--- Begin ---

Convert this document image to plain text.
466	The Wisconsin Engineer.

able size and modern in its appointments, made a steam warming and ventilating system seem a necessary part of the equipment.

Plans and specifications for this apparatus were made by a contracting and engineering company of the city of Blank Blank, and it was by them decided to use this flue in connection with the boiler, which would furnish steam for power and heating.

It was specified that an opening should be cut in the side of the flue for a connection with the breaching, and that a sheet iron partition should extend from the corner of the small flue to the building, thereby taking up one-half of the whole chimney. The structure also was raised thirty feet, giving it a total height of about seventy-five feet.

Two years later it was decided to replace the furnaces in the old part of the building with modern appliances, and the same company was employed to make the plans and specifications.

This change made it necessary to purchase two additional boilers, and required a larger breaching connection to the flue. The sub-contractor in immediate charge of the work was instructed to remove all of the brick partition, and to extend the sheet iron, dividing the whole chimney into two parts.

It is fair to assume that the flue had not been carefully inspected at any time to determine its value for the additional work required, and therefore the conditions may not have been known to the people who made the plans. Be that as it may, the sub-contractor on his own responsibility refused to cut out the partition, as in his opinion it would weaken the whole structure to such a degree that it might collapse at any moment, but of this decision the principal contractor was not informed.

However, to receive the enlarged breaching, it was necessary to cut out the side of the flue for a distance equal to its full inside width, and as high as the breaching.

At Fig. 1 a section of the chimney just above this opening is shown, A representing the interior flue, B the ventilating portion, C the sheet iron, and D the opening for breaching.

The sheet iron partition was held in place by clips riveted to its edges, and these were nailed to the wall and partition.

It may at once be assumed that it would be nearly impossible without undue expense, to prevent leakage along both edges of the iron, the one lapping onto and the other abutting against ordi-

--- End ---

* _TASK REQUIREMENTS_: Can you restate every record above word for word?

* _CORRECT RESPONSE_:
Convert this document image to plain text.
466	The Wisconsin Engineer.

able size and modern in its appointments, made a steam warming and ventilating system seem a necessary part of the equipment.

Plans and specifications for this apparatus were made by a contracting and engineering company of the city of Blank Blank, and it was by them decided to use this flue in connection with the boiler, which would furnish steam for power and heating.

It was specified that an opening should be cut in the side of the flue for a connection with the breaching, and that a sheet iron partition should extend from the corner of the small flue to the building, thereby taking up one-half of the whole chimney. The structure also was raised thirty feet, giving it a total height of about seventy-five feet.

Two years later it was decided to replace the furnaces in the old part of the building with modern appliances, and the same company was employed to make the plans and specifications.

This change made it necessary to purchase two additional boilers, and required a larger breaching connection to the flue. The sub-contractor in immediate charge of the work was instructed to remove all of the brick partition, and to extend the sheet iron, dividing the whole chimney into two parts.

It is fair to assume that the flue had not been carefully inspected at any time to determine its value for the additional work required, and therefore the conditions may not have been known to the people who made the plans. Be that as it may, the sub-contractor on his own responsibility refused to cut out the partition, as in his opinion it would weaken the whole structure to such a degree that it might collapse at any moment, but of this decision the principal contractor was not informed.

However, to receive the enlarged breaching, it was necessary to cut out the side of the flue for a distance equal to its full inside width, and as high as the breaching.

At Fig. 1 a section of the chimney just above this opening is shown, A representing the interior flue, B the ventilating portion, C the sheet iron, and D the opening for breaching.

The sheet iron partition was held in place by clips riveted to its edges, and these were nailed to the wall and partition.

It may at once be assumed that it would be nearly impossible without undue expense, to prevent leakage along both edges of the iron, the one lapping onto and the other abutting against ordi-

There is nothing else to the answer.